■ **WHAT IS NEEDED**
Identify, in the records below, every line where the string "data" appears, and copy each such line.

begin ENTRIES

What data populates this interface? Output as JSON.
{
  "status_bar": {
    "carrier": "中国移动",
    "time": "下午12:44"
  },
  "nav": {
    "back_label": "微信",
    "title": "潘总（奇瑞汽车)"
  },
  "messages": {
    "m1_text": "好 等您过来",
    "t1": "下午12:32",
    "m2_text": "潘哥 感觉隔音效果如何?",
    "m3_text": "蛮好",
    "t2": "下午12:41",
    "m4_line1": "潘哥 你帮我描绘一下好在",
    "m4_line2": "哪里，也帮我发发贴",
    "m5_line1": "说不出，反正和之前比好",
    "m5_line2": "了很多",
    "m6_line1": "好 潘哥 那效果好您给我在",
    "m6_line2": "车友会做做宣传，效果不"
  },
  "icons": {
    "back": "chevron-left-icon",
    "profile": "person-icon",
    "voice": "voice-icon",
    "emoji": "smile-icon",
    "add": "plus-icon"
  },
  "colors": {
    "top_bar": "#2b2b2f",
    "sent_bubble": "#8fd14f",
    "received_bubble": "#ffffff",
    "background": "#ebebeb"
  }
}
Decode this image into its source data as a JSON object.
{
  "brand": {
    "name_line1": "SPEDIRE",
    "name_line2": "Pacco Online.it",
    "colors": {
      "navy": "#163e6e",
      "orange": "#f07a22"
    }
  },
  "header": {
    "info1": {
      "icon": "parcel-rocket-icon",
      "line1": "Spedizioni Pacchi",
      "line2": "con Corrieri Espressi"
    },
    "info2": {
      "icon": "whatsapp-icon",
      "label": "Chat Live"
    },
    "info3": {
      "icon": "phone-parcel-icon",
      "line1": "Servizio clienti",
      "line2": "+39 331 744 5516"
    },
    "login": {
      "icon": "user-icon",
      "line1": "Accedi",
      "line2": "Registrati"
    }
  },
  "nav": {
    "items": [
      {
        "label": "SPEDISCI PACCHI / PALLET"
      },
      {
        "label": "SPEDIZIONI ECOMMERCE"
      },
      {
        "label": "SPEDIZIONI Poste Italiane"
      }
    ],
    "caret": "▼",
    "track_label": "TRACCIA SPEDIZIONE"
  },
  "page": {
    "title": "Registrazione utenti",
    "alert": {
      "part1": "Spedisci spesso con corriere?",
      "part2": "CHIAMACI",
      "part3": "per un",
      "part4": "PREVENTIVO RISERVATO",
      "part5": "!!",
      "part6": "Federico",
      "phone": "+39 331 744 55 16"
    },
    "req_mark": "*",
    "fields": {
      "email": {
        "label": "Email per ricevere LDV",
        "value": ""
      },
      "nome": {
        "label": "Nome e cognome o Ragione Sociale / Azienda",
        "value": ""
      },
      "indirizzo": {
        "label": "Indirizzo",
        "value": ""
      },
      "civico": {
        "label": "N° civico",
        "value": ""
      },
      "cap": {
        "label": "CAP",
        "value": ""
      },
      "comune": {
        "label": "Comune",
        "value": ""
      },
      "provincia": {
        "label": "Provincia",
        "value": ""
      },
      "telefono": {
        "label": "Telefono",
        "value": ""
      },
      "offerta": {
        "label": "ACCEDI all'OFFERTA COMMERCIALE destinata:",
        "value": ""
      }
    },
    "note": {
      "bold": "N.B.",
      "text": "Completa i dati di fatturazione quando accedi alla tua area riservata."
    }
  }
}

end ENTRIES

■ **RESPONSE BELOW**
What data populates this interface? Output as JSON.
Decode this image into its source data as a JSON object.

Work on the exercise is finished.